PROMPT —
Tally how many lines of these entries hold the string "composition". Return the number alone.

* * * * * * *

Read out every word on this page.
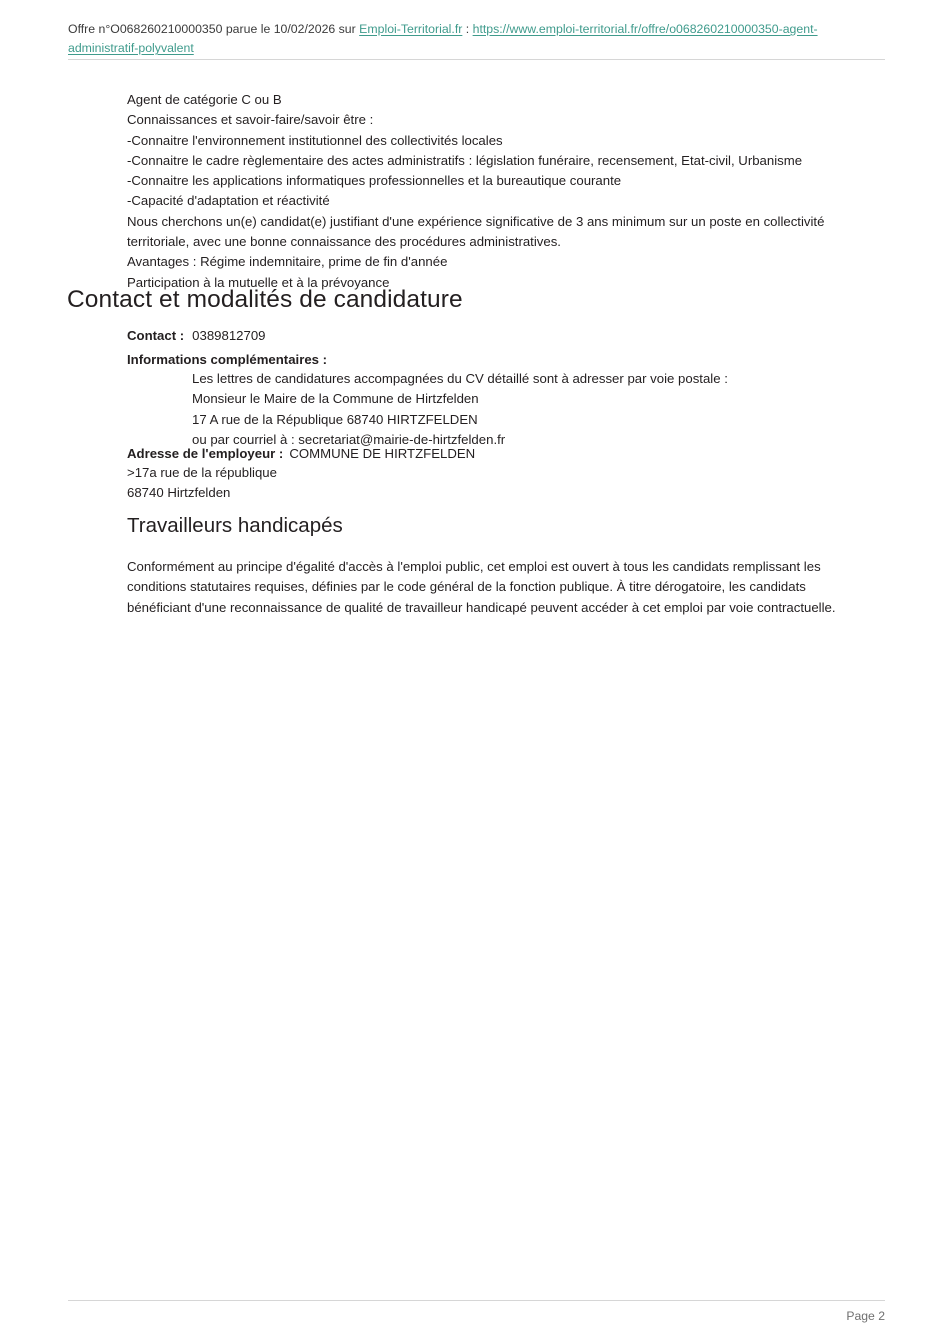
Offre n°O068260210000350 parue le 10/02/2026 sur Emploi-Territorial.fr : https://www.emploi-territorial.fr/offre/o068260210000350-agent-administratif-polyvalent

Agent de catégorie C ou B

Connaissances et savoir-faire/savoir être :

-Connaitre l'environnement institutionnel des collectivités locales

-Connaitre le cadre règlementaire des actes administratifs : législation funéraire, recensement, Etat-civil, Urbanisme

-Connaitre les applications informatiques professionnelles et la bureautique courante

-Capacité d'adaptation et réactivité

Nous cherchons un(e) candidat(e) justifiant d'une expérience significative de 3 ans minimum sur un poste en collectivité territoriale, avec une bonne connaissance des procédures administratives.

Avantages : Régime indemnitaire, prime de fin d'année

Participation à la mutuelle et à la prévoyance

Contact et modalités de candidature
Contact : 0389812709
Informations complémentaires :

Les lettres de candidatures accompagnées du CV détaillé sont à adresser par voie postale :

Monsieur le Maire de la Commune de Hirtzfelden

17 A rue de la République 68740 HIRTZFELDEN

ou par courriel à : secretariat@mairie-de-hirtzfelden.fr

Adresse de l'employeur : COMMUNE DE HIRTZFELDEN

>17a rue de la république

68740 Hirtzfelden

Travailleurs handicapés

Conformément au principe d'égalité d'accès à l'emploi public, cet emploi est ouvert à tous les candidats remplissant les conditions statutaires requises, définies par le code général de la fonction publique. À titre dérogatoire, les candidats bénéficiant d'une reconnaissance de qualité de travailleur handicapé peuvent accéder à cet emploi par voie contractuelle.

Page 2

* * * * * * *

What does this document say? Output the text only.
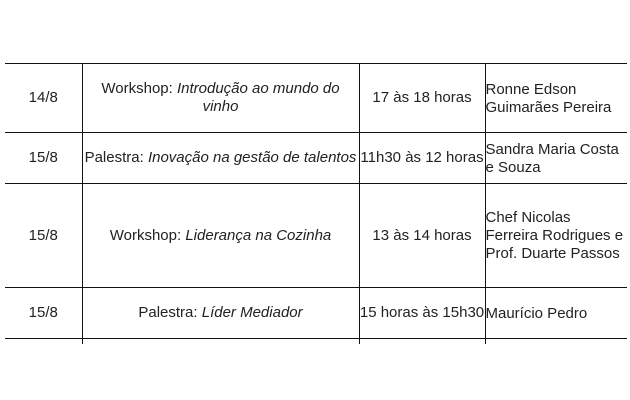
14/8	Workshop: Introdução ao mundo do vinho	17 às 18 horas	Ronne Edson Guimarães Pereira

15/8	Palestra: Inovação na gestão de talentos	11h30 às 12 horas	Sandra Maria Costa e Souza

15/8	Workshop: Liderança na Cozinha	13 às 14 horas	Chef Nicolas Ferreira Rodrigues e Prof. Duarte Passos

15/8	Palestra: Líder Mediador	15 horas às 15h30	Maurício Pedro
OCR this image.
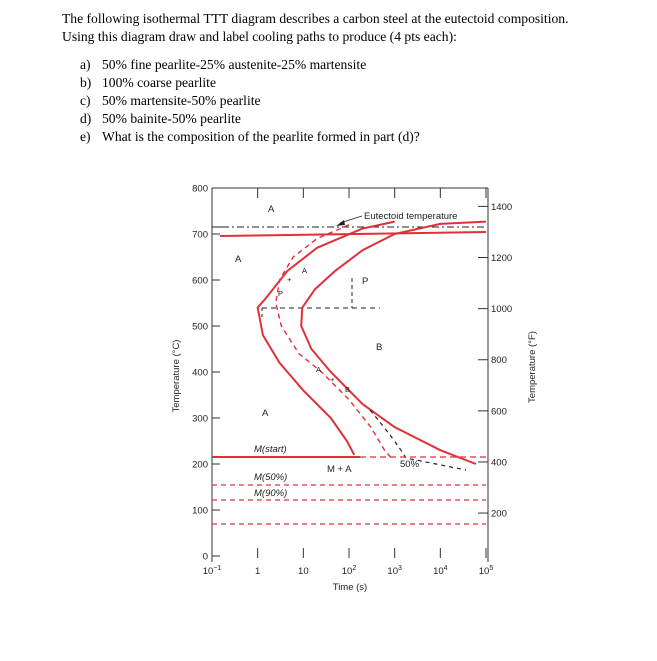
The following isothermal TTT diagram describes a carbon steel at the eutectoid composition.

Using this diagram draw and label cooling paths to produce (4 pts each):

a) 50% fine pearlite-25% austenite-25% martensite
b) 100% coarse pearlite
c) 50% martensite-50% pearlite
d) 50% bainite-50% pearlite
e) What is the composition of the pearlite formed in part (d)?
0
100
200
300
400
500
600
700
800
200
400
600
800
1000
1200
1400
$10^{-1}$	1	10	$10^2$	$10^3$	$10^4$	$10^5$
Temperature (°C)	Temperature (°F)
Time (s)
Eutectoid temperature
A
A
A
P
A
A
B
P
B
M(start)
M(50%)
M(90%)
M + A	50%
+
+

* * * * * * *

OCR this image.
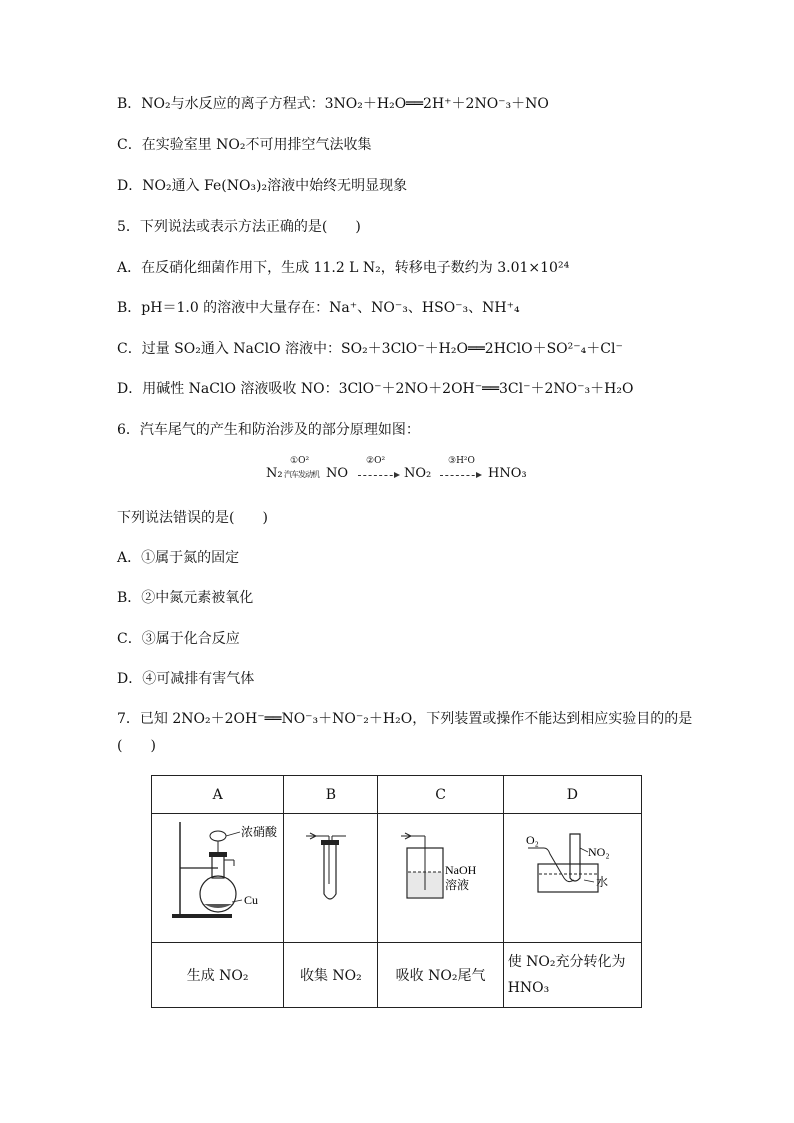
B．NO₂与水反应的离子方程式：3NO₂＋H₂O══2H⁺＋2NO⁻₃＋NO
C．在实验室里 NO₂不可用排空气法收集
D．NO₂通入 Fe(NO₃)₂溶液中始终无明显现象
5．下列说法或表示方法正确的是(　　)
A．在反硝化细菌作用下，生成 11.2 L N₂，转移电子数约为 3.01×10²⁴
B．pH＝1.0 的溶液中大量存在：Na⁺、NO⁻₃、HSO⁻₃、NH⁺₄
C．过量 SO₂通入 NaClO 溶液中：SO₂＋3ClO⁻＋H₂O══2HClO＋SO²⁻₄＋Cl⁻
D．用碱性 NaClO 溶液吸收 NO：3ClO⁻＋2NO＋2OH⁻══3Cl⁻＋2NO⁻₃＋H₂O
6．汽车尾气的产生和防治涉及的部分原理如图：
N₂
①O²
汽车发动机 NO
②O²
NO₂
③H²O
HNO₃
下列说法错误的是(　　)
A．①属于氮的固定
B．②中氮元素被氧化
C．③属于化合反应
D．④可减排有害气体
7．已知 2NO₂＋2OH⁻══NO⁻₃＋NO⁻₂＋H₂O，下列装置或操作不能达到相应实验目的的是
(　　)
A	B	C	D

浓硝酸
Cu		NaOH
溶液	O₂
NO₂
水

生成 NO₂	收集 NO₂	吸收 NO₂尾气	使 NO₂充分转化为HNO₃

* * * * * * *

THE REPLY —
2